[Figure record extracts]
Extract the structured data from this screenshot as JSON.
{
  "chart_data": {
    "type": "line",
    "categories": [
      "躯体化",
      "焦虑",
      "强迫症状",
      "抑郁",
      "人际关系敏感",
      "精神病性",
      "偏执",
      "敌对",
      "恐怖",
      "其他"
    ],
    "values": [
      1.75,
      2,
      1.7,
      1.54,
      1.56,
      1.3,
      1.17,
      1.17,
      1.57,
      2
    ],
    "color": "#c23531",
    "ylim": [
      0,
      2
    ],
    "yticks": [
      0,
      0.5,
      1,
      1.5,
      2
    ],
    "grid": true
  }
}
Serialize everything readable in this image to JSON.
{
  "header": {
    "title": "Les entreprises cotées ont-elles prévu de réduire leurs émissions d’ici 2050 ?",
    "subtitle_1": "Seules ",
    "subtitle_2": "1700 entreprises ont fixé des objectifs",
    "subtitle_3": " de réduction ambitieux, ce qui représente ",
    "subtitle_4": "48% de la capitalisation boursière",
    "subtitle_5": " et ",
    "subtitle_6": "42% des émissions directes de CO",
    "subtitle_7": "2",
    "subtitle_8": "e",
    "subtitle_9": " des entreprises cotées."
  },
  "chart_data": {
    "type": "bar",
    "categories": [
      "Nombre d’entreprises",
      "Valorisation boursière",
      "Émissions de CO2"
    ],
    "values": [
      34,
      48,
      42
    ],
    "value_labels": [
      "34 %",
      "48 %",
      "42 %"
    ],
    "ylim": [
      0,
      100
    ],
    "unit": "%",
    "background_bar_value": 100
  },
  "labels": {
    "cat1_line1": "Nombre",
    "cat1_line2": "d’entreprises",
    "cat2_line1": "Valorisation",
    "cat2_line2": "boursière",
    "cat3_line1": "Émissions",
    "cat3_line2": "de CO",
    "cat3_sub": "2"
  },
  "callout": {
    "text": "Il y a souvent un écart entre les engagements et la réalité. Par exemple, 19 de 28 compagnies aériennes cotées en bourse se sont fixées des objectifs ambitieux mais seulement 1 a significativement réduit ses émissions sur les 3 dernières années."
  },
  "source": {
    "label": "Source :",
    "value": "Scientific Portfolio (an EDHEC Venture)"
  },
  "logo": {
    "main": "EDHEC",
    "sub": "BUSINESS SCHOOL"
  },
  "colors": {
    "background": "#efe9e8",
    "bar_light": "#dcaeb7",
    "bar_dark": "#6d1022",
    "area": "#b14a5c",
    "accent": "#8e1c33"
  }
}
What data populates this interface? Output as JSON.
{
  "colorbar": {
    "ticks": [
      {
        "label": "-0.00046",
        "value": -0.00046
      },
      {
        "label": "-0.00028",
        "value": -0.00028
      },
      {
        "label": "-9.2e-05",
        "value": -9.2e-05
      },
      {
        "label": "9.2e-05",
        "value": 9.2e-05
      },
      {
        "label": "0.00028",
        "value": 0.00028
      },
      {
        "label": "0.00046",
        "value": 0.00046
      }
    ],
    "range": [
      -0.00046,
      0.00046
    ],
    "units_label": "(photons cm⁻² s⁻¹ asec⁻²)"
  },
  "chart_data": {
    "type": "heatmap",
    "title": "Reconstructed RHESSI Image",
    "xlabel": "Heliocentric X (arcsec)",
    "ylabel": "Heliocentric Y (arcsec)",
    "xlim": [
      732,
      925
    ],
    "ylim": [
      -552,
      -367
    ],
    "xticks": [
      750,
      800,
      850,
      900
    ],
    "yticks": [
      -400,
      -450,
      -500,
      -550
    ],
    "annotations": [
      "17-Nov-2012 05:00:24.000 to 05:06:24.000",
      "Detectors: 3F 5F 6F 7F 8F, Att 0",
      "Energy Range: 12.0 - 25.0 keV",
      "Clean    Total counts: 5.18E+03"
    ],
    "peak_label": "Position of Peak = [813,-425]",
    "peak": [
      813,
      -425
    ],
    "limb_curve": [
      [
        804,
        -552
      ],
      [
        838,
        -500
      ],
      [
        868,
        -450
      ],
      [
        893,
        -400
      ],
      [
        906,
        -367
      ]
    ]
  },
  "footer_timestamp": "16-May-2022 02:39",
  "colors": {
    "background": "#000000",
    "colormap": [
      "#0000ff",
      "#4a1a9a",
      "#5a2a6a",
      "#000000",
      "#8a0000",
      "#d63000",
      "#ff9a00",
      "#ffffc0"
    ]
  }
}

▶ What is asked: Please set down each line of the records exactly as given.

▶ Finished exercise:
Extract the structured data from this screenshot as JSON.
{
  "chart_data": {
    "type": "line",
    "categories": [
      "躯体化",
      "焦虑",
      "强迫症状",
      "抑郁",
      "人际关系敏感",
      "精神病性",
      "偏执",
      "敌对",
      "恐怖",
      "其他"
    ],
    "values": [
      1.75,
      2,
      1.7,
      1.54,
      1.56,
      1.3,
      1.17,
      1.17,
      1.57,
      2
    ],
    "color": "#c23531",
    "ylim": [
      0,
      2
    ],
    "yticks": [
      0,
      0.5,
      1,
      1.5,
      2
    ],
    "grid": true
  }
}
Serialize everything readable in this image to JSON.
{
  "header": {
    "title": "Les entreprises cotées ont-elles prévu de réduire leurs émissions d’ici 2050 ?",
    "subtitle_1": "Seules ",
    "subtitle_2": "1700 entreprises ont fixé des objectifs",
    "subtitle_3": " de réduction ambitieux, ce qui représente ",
    "subtitle_4": "48% de la capitalisation boursière",
    "subtitle_5": " et ",
    "subtitle_6": "42% des émissions directes de CO",
    "subtitle_7": "2",
    "subtitle_8": "e",
    "subtitle_9": " des entreprises cotées."
  },
  "chart_data": {
    "type": "bar",
    "categories": [
      "Nombre d’entreprises",
      "Valorisation boursière",
      "Émissions de CO2"
    ],
    "values": [
      34,
      48,
      42
    ],
    "value_labels": [
      "34 %",
      "48 %",
      "42 %"
    ],
    "ylim": [
      0,
      100
    ],
    "unit": "%",
    "background_bar_value": 100
  },
  "labels": {
    "cat1_line1": "Nombre",
    "cat1_line2": "d’entreprises",
    "cat2_line1": "Valorisation",
    "cat2_line2": "boursière",
    "cat3_line1": "Émissions",
    "cat3_line2": "de CO",
    "cat3_sub": "2"
  },
  "callout": {
    "text": "Il y a souvent un écart entre les engagements et la réalité. Par exemple, 19 de 28 compagnies aériennes cotées en bourse se sont fixées des objectifs ambitieux mais seulement 1 a significativement réduit ses émissions sur les 3 dernières années."
  },
  "source": {
    "label": "Source :",
    "value": "Scientific Portfolio (an EDHEC Venture)"
  },
  "logo": {
    "main": "EDHEC",
    "sub": "BUSINESS SCHOOL"
  },
  "colors": {
    "background": "#efe9e8",
    "bar_light": "#dcaeb7",
    "bar_dark": "#6d1022",
    "area": "#b14a5c",
    "accent": "#8e1c33"
  }
}
What data populates this interface? Output as JSON.
{
  "colorbar": {
    "ticks": [
      {
        "label": "-0.00046",
        "value": -0.00046
      },
      {
        "label": "-0.00028",
        "value": -0.00028
      },
      {
        "label": "-9.2e-05",
        "value": -9.2e-05
      },
      {
        "label": "9.2e-05",
        "value": 9.2e-05
      },
      {
        "label": "0.00028",
        "value": 0.00028
      },
      {
        "label": "0.00046",
        "value": 0.00046
      }
    ],
    "range": [
      -0.00046,
      0.00046
    ],
    "units_label": "(photons cm⁻² s⁻¹ asec⁻²)"
  },
  "chart_data": {
    "type": "heatmap",
    "title": "Reconstructed RHESSI Image",
    "xlabel": "Heliocentric X (arcsec)",
    "ylabel": "Heliocentric Y (arcsec)",
    "xlim": [
      732,
      925
    ],
    "ylim": [
      -552,
      -367
    ],
    "xticks": [
      750,
      800,
      850,
      900
    ],
    "yticks": [
      -400,
      -450,
      -500,
      -550
    ],
    "annotations": [
      "17-Nov-2012 05:00:24.000 to 05:06:24.000",
      "Detectors: 3F 5F 6F 7F 8F, Att 0",
      "Energy Range: 12.0 - 25.0 keV",
      "Clean    Total counts: 5.18E+03"
    ],
    "peak_label": "Position of Peak = [813,-425]",
    "peak": [
      813,
      -425
    ],
    "limb_curve": [
      [
        804,
        -552
      ],
      [
        838,
        -500
      ],
      [
        868,
        -450
      ],
      [
        893,
        -400
      ],
      [
        906,
        -367
      ]
    ]
  },
  "footer_timestamp": "16-May-2022 02:39",
  "colors": {
    "background": "#000000",
    "colormap": [
      "#0000ff",
      "#4a1a9a",
      "#5a2a6a",
      "#000000",
      "#8a0000",
      "#d63000",
      "#ff9a00",
      "#ffffc0"
    ]
  }
}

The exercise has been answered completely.